*TEXTO DE LEITURA*:
┌────────

Vaz, N. M. and F. G. Varela (1978). "Self and nonsense: an organism-centered approach to                immunology." Med. Hypothesis 4: 231-257.

sexta-feira, 19 de agosto de 2016

Com a cabeça ôca.
                  Este meu amigo tomou LSD somente uma vez na vida e ficou espantado demais para repetir a viagem. Durante a experiência psicodélica ele disse ao amigo, sóbrio, que o acompanhava: “Rapaz, como é que você pode continuar conversando enquanto derrete desse jeito?!” Para ele, o amigo parecia derreter como um sorvete ao sol – e continuava a falar como se nada estivesse acontecendo. Era espantoso demais.

└────────

*CONJUNTO DE DADOS*:
┌────────

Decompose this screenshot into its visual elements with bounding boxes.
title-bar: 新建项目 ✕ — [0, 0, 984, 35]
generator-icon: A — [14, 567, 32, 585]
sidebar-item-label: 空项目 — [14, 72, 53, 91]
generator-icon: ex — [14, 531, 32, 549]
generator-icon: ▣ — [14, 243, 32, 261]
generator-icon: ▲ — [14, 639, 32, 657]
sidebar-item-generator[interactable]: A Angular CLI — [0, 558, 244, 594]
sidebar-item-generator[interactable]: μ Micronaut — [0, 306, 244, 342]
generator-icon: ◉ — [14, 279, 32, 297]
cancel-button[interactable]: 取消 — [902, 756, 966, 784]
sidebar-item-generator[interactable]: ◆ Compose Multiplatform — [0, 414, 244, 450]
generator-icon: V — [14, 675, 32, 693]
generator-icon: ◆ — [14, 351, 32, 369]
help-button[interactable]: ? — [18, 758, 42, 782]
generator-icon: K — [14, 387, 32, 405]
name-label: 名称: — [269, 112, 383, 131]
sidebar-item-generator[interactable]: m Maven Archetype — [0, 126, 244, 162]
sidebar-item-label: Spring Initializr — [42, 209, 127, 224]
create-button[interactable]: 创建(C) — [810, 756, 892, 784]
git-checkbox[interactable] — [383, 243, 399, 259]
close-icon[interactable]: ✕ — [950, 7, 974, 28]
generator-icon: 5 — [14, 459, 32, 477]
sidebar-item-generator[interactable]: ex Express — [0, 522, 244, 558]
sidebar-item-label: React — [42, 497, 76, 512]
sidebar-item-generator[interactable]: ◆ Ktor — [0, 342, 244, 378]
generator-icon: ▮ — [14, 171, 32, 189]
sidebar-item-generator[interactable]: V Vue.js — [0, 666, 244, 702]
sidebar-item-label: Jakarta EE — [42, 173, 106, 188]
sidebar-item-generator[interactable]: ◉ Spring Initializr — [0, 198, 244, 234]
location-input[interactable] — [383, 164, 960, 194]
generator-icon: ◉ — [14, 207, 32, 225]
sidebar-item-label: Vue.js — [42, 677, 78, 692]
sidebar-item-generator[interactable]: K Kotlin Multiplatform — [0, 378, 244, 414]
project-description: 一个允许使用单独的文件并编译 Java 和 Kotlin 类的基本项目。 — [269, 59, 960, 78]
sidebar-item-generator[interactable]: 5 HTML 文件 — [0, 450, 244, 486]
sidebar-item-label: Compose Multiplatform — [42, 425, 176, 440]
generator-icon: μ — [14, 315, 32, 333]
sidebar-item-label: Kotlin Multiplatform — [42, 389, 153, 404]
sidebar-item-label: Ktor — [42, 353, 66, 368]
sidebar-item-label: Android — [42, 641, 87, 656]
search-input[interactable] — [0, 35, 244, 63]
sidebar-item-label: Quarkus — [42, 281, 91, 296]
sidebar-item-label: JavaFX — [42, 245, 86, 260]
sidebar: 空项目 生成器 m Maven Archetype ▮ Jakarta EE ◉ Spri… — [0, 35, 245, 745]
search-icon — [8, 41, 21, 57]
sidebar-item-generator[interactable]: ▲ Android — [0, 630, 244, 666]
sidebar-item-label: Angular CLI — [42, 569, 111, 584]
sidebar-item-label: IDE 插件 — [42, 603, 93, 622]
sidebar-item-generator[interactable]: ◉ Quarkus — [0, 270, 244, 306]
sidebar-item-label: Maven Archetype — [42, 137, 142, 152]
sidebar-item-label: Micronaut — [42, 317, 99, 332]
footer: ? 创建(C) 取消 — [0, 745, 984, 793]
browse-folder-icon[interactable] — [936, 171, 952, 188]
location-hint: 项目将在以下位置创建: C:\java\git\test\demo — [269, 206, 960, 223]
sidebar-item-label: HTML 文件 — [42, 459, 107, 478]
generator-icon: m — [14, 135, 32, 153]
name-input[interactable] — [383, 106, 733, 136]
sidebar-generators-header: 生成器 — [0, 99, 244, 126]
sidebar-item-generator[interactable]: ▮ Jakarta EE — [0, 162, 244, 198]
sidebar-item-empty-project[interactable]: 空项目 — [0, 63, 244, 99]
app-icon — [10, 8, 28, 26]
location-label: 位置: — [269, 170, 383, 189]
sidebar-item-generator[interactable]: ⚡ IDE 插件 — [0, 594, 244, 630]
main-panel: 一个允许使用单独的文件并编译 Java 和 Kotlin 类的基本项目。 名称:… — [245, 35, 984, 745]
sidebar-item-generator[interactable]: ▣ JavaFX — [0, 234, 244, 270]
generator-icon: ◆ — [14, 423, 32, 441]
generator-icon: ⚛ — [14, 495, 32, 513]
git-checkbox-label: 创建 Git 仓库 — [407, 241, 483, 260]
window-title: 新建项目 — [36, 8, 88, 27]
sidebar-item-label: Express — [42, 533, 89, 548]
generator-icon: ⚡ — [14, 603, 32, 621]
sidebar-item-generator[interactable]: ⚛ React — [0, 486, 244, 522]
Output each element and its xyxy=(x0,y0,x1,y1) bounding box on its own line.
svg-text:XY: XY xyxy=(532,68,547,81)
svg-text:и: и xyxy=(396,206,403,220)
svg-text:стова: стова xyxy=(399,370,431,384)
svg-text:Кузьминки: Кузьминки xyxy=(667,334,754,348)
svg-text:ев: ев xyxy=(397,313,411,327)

└────────

*ENUNCIADO*:
Como seguiria o texto sobre a única viagem de LSD do amigo depois de "Era espantoso demais."? Escreva a continuação a partir desse ponto.

*RESPOSTA*:
                  Em 2007, eu li um artigo de neurologistas franceses que constataram que um funcionário público francês, que vivia uma vida normal, era casado com filhos, praticamente não tinha cérebro!  (Feuillet , Dufour, Pelletier, 2007). Em 2012, o filósofo  Marek Majorek expressa seu espanto de que uma menina possa viver uma vida “normal” com apenas metade do cérebro. Para ele, uma notícia como esta não deveria se resumir a uma pequena nota em um periódico científico: devia ser estampada em manchetes em todos os jornais do mundo e discutida exaustivamente por cientistas (Majorek, 2012). Este tema  - das pessoas “sem cérebro” - foi revisto recentemente por Forsdyke (2015). Quer dizer, de maneira formal e contida alguns cientistas expressam o mesmo espanto de meu amigo em sua viagem de LSD.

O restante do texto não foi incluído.